Records that describe figures
-- Start --

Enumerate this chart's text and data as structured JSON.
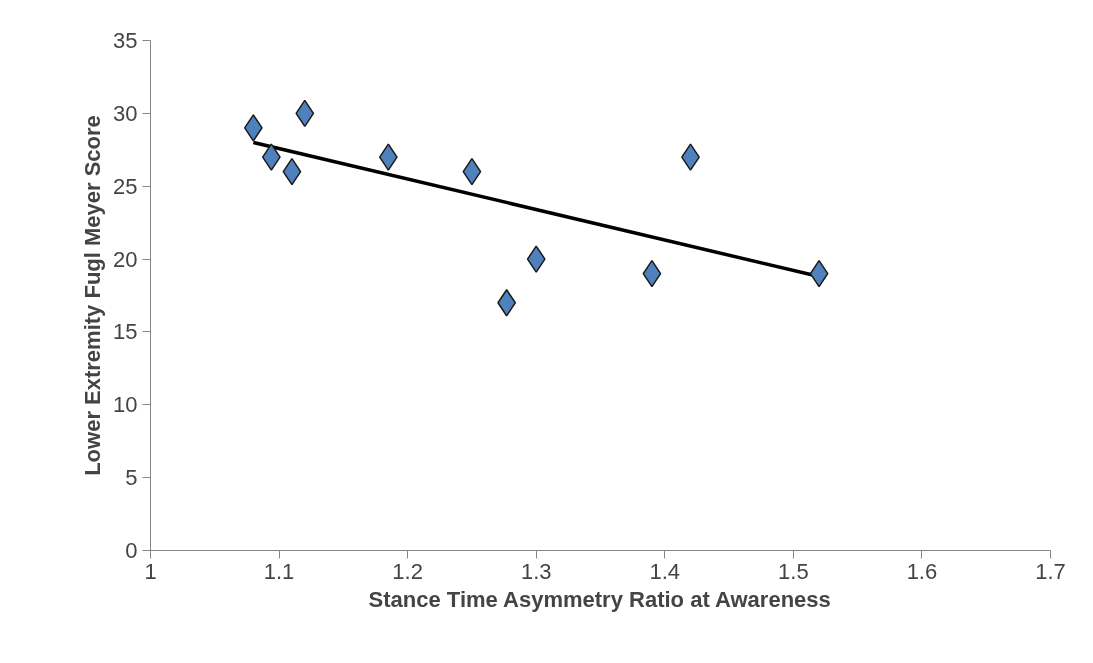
{
  "chart_data": {
    "type": "scatter",
    "xlabel": "Stance Time Asymmetry Ratio at Awareness",
    "ylabel": "Lower Extremity Fugl Meyer Score",
    "xlim": [
      1,
      1.7
    ],
    "ylim": [
      0,
      35
    ],
    "xticks": [
      1,
      1.1,
      1.2,
      1.3,
      1.4,
      1.5,
      1.6,
      1.7
    ],
    "yticks": [
      0,
      5,
      10,
      15,
      20,
      25,
      30,
      35
    ],
    "grid": false,
    "marker": "diamond",
    "series": [
      {
        "color": "#4f81bd",
        "x": [
          1.08,
          1.094,
          1.11,
          1.12,
          1.185,
          1.25,
          1.277,
          1.3,
          1.39,
          1.42,
          1.52
        ],
        "values": [
          29,
          27,
          26,
          30,
          27,
          26,
          17,
          20,
          19,
          27,
          19
        ]
      },
      {
        "type": "line",
        "marker": "none",
        "color": "#000000",
        "x": [
          1.08,
          1.52
        ],
        "values": [
          28.0,
          18.8
        ]
      }
    ]
  }
}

-- End --

## [TASK DIRECTIONS]
Output a faithful copy of the data, with each picture left out.

## [RESPONSE TO THIS TASK]
Enumerate this chart's text and data as structured JSON.
{
  "chart_data": {
    "type": "scatter",
    "xlabel": "Stance Time Asymmetry Ratio at Awareness",
    "ylabel": "Lower Extremity Fugl Meyer Score",
    "xlim": [
      1,
      1.7
    ],
    "ylim": [
      0,
      35
    ],
    "xticks": [
      1,
      1.1,
      1.2,
      1.3,
      1.4,
      1.5,
      1.6,
      1.7
    ],
    "yticks": [
      0,
      5,
      10,
      15,
      20,
      25,
      30,
      35
    ],
    "grid": false,
    "marker": "diamond",
    "series": [
      {
        "color": "#4f81bd",
        "x": [
          1.08,
          1.094,
          1.11,
          1.12,
          1.185,
          1.25,
          1.277,
          1.3,
          1.39,
          1.42,
          1.52
        ],
        "values": [
          29,
          27,
          26,
          30,
          27,
          26,
          17,
          20,
          19,
          27,
          19
        ]
      },
      {
        "type": "line",
        "marker": "none",
        "color": "#000000",
        "x": [
          1.08,
          1.52
        ],
        "values": [
          28.0,
          18.8
        ]
      }
    ]
  }
}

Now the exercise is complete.